Task directions:
Write out all of the data without omission, exactly as shown.

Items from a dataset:

--------

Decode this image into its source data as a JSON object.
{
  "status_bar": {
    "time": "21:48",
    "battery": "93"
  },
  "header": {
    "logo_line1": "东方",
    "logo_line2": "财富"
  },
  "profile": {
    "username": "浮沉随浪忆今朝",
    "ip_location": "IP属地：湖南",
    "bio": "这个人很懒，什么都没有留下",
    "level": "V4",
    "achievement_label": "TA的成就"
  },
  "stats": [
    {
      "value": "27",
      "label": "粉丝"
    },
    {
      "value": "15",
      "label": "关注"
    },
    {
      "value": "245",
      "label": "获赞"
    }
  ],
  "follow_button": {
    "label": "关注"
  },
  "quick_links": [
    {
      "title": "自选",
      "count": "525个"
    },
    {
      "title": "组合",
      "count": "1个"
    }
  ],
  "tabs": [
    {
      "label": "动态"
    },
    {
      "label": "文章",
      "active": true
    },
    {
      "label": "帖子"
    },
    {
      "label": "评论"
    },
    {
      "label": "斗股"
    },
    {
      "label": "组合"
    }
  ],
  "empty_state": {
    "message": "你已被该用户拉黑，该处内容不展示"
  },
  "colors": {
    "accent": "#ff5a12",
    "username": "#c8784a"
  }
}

--------

Answer to the task:
Decode this image into its source data as a JSON object.
{
  "status_bar": {
    "time": "21:48",
    "battery": "93"
  },
  "header": {
    "logo_line1": "东方",
    "logo_line2": "财富"
  },
  "profile": {
    "username": "浮沉随浪忆今朝",
    "ip_location": "IP属地：湖南",
    "bio": "这个人很懒，什么都没有留下",
    "level": "V4",
    "achievement_label": "TA的成就"
  },
  "stats": [
    {
      "value": "27",
      "label": "粉丝"
    },
    {
      "value": "15",
      "label": "关注"
    },
    {
      "value": "245",
      "label": "获赞"
    }
  ],
  "follow_button": {
    "label": "关注"
  },
  "quick_links": [
    {
      "title": "自选",
      "count": "525个"
    },
    {
      "title": "组合",
      "count": "1个"
    }
  ],
  "tabs": [
    {
      "label": "动态"
    },
    {
      "label": "文章",
      "active": true
    },
    {
      "label": "帖子"
    },
    {
      "label": "评论"
    },
    {
      "label": "斗股"
    },
    {
      "label": "组合"
    }
  ],
  "empty_state": {
    "message": "你已被该用户拉黑，该处内容不展示"
  },
  "colors": {
    "accent": "#ff5a12",
    "username": "#c8784a"
  }
}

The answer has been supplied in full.